Aim |
Write every line of the material out exactly as shown.
== Extracted information ==
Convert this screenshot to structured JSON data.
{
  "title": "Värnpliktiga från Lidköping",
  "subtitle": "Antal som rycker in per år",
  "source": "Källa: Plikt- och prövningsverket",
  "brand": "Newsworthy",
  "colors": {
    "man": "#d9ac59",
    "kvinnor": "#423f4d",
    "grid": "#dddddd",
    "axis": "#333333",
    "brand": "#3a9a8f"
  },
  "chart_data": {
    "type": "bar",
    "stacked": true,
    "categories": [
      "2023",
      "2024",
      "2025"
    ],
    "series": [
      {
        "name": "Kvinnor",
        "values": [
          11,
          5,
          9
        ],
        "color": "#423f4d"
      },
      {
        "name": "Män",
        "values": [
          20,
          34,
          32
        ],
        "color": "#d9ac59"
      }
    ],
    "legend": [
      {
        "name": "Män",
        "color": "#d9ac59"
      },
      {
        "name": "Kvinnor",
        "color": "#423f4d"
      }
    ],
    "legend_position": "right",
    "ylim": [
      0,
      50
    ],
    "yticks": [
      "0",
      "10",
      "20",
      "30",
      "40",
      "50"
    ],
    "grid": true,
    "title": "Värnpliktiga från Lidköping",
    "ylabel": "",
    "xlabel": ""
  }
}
===
Finished task |
Convert this screenshot to structured JSON data.
{
  "title": "Värnpliktiga från Lidköping",
  "subtitle": "Antal som rycker in per år",
  "source": "Källa: Plikt- och prövningsverket",
  "brand": "Newsworthy",
  "colors": {
    "man": "#d9ac59",
    "kvinnor": "#423f4d",
    "grid": "#dddddd",
    "axis": "#333333",
    "brand": "#3a9a8f"
  },
  "chart_data": {
    "type": "bar",
    "stacked": true,
    "categories": [
      "2023",
      "2024",
      "2025"
    ],
    "series": [
      {
        "name": "Kvinnor",
        "values": [
          11,
          5,
          9
        ],
        "color": "#423f4d"
      },
      {
        "name": "Män",
        "values": [
          20,
          34,
          32
        ],
        "color": "#d9ac59"
      }
    ],
    "legend": [
      {
        "name": "Män",
        "color": "#d9ac59"
      },
      {
        "name": "Kvinnor",
        "color": "#423f4d"
      }
    ],
    "legend_position": "right",
    "ylim": [
      0,
      50
    ],
    "yticks": [
      "0",
      "10",
      "20",
      "30",
      "40",
      "50"
    ],
    "grid": true,
    "title": "Värnpliktiga från Lidköping",
    "ylabel": "",
    "xlabel": ""
  }
}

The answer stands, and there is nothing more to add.